▶ [TASK INSTRUCTIONS] Extract all lines that hold "Цена" from the records below.

▶ [PROVIDED INFORMATION]
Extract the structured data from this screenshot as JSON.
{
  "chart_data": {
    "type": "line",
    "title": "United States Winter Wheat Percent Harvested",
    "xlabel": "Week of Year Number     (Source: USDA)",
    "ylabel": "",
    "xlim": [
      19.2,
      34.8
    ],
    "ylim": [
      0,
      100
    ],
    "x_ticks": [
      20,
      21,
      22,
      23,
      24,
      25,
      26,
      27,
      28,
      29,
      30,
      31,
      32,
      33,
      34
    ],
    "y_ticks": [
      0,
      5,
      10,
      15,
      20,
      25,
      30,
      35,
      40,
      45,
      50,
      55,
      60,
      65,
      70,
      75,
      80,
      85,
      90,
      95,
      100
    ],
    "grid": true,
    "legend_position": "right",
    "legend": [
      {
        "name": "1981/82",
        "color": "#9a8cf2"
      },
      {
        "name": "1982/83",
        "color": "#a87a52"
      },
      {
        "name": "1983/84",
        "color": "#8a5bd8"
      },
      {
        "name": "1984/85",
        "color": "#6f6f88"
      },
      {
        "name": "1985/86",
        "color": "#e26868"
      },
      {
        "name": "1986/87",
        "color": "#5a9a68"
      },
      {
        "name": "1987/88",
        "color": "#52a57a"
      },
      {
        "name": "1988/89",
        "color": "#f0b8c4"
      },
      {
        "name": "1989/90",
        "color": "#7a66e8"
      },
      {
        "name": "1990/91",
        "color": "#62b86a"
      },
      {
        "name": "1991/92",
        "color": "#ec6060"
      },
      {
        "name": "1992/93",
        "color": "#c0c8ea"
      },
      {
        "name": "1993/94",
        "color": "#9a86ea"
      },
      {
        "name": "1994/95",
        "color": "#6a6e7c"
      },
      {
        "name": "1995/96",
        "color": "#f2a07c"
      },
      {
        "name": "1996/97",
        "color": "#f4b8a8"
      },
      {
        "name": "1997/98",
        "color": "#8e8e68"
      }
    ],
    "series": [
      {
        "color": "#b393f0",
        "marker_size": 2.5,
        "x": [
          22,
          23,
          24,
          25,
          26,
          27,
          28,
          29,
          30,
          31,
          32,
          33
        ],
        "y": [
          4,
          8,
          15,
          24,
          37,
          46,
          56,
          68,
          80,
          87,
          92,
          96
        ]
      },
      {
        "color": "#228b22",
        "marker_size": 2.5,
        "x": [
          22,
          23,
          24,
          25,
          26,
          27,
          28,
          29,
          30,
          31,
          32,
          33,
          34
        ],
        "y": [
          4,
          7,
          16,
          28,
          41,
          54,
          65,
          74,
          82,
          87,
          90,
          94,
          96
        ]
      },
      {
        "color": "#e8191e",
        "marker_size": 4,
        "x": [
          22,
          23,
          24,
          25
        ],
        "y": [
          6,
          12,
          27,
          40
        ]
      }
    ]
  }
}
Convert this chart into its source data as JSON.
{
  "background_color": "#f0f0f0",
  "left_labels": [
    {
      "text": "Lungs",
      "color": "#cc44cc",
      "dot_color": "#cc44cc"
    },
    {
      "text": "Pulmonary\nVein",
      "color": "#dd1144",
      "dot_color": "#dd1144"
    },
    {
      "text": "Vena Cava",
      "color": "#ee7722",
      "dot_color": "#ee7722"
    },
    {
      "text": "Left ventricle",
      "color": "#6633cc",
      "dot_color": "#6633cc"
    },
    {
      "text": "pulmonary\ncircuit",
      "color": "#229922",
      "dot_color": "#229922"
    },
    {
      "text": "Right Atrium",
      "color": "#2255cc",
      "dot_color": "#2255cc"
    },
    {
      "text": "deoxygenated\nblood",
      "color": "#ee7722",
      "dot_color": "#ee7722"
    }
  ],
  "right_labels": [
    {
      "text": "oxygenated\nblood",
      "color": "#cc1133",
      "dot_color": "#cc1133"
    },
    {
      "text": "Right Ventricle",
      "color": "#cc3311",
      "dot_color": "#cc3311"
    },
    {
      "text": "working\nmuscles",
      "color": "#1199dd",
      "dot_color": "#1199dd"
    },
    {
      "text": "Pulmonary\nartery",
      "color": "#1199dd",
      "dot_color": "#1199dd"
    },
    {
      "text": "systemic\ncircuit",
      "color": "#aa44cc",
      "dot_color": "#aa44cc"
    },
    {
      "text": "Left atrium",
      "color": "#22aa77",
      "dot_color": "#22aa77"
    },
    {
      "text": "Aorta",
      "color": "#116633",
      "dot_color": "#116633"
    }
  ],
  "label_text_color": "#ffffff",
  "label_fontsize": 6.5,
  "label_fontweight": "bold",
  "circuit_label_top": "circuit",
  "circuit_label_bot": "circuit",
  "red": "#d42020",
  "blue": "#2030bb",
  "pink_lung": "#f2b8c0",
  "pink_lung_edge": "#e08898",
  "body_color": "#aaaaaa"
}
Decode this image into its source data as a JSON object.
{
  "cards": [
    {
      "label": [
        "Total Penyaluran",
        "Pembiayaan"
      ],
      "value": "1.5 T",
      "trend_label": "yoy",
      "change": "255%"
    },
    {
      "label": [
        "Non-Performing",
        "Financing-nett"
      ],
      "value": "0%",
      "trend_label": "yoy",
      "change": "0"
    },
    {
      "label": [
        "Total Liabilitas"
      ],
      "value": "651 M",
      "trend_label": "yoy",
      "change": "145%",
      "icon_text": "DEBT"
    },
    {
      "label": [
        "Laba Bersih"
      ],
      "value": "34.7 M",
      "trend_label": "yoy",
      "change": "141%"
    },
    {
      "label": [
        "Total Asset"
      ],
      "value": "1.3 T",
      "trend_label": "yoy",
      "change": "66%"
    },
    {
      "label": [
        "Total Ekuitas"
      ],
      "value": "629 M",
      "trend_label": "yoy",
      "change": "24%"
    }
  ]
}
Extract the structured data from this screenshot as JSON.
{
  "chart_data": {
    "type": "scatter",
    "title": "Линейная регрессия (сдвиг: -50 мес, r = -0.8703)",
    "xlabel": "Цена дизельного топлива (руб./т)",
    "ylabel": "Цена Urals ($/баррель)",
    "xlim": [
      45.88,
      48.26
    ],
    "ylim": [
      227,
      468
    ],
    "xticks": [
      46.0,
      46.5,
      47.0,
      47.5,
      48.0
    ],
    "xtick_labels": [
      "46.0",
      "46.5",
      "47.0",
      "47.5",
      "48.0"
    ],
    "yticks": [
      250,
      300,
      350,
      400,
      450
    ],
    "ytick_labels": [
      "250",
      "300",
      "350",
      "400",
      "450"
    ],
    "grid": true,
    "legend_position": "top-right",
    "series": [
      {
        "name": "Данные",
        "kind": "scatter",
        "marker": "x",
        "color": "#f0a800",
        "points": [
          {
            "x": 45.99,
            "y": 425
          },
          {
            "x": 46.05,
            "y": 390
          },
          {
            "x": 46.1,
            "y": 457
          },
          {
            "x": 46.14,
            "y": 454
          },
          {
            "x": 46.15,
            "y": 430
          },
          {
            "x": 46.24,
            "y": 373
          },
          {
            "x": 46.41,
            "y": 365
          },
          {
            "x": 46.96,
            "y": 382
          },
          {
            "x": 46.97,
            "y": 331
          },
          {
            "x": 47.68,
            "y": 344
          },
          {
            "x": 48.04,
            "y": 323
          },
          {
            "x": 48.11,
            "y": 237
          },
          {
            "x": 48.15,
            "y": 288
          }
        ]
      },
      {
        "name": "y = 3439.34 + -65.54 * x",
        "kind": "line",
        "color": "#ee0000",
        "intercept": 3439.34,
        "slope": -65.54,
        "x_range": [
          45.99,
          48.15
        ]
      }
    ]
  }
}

▶ [THE RESPONSE]
    "xlabel": "Цена дизельного топлива (руб./т)",
    "ylabel": "Цена Urals ($/баррель)",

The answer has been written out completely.